***** RECORDS FOR THIS EXERCISE *****

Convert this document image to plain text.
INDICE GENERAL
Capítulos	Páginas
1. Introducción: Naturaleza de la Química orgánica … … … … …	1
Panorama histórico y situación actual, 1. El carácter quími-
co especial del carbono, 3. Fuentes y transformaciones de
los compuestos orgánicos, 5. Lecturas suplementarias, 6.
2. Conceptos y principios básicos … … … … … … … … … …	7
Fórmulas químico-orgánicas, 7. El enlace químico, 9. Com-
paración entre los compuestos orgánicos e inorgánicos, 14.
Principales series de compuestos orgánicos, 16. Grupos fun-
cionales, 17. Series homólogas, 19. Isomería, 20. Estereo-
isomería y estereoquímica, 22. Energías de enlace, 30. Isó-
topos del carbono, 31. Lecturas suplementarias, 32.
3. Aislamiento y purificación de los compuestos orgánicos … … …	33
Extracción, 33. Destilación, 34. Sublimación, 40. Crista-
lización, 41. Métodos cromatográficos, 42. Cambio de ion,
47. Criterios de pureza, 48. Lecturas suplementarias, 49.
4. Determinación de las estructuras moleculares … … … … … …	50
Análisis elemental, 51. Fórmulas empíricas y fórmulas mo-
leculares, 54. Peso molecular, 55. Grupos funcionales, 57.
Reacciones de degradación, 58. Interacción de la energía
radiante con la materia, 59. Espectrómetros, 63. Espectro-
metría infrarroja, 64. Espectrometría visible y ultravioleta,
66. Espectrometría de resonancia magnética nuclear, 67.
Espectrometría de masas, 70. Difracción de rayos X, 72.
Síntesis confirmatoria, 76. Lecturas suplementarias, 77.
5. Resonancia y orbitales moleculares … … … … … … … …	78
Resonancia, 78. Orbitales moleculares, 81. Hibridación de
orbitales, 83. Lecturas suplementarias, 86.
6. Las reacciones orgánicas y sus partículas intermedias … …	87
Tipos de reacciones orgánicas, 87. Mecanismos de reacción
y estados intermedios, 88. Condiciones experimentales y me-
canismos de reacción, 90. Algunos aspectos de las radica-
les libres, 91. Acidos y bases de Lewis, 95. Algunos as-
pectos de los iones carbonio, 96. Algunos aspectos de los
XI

*****

§ INSTRUCTIONS FOR THE TASK
Using the records above, list each line that includes "compuestos".

§ EXPECTED ANSWER
los compuestos orgánicos, 5. Lecturas suplementarias, 6.
paración entre los compuestos orgánicos e inorgánicos, 14.
Principales series de compuestos orgánicos, 16. Grupos fun-
3. Aislamiento y purificación de los compuestos orgánicos … … …	33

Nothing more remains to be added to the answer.